-- Start EXTRACTED DATA --

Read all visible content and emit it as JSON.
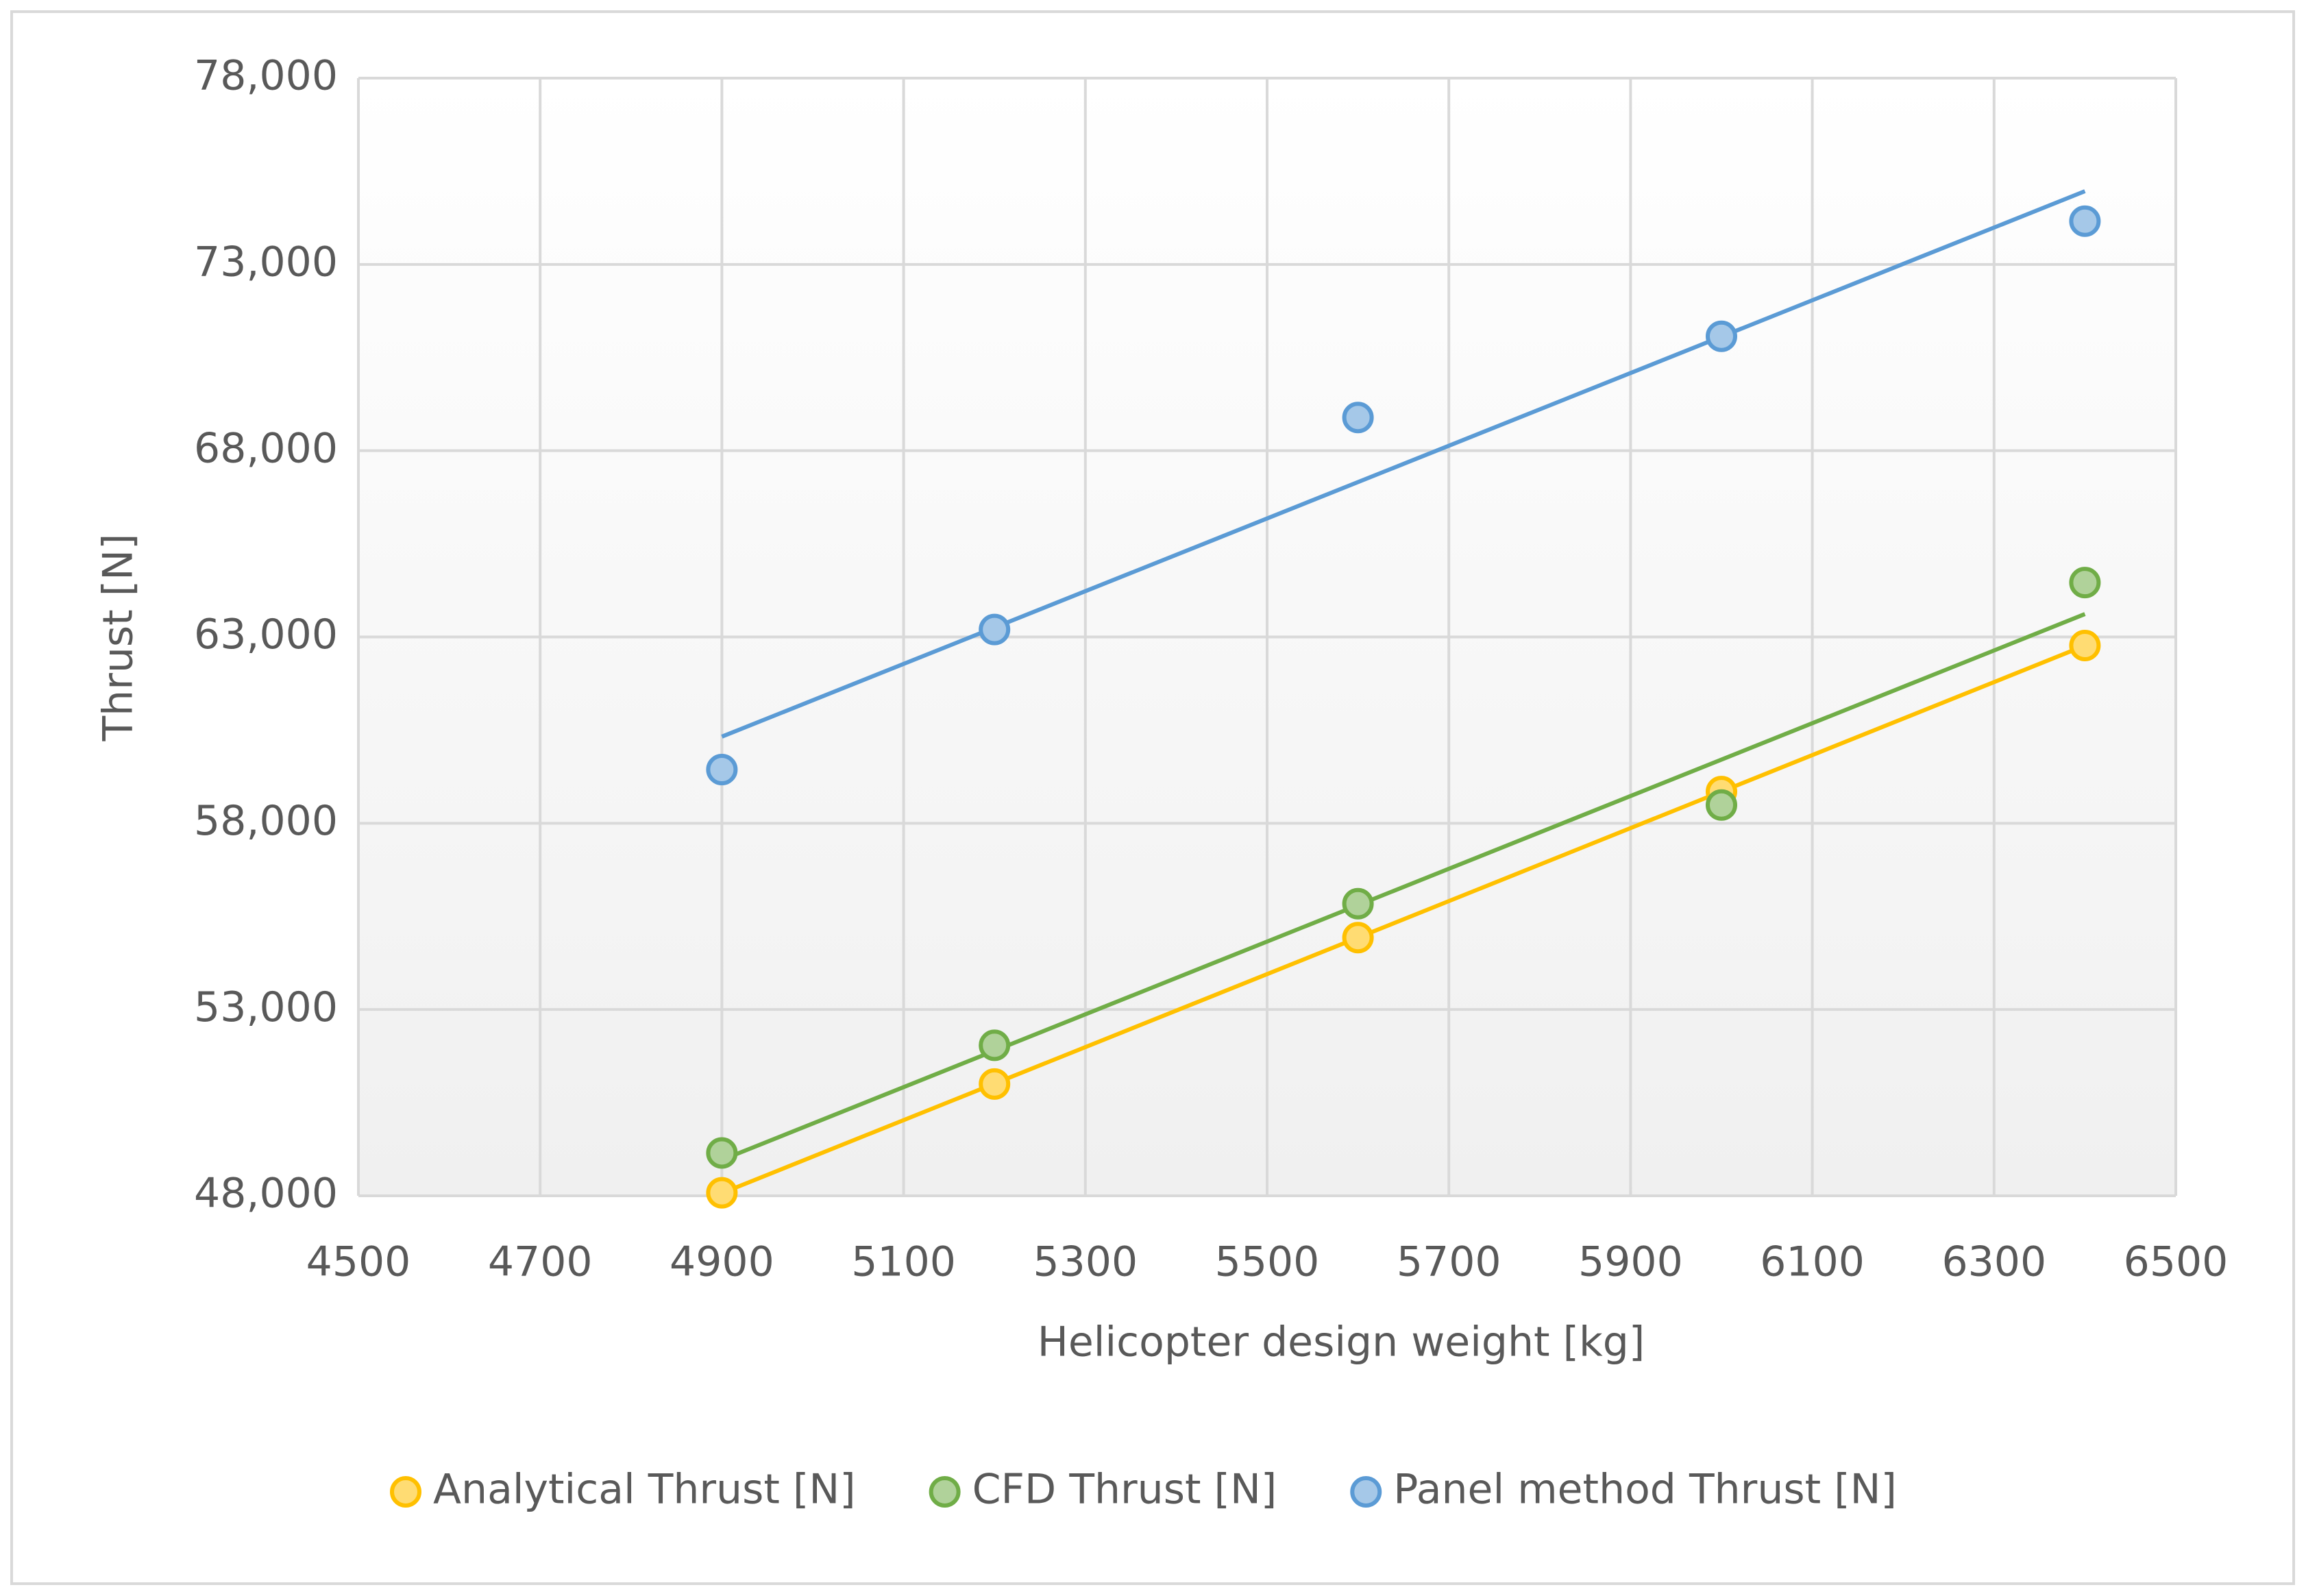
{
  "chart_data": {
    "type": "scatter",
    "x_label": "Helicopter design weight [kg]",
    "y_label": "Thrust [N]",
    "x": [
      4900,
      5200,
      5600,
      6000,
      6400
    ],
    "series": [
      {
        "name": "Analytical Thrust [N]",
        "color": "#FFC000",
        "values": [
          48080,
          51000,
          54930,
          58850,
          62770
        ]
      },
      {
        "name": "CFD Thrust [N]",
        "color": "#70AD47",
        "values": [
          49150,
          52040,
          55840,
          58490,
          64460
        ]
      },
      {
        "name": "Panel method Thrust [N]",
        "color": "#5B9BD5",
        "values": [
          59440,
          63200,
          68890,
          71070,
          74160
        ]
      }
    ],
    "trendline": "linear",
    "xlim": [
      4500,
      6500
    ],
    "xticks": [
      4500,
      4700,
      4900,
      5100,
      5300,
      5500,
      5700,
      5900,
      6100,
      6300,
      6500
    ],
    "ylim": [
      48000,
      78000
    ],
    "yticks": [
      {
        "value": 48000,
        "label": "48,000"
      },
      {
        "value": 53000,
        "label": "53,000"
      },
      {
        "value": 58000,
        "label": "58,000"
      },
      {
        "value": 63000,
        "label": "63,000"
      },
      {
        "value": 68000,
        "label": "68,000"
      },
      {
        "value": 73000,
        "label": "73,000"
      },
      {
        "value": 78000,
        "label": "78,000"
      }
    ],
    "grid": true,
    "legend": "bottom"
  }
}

-- End EXTRACTED DATA --

> THE REQUEST
Copy each line from the records above that includes the string "name".

> THE OUTPUT
        "name": "Analytical Thrust [N]",
        "name": "CFD Thrust [N]",
        "name": "Panel method Thrust [N]",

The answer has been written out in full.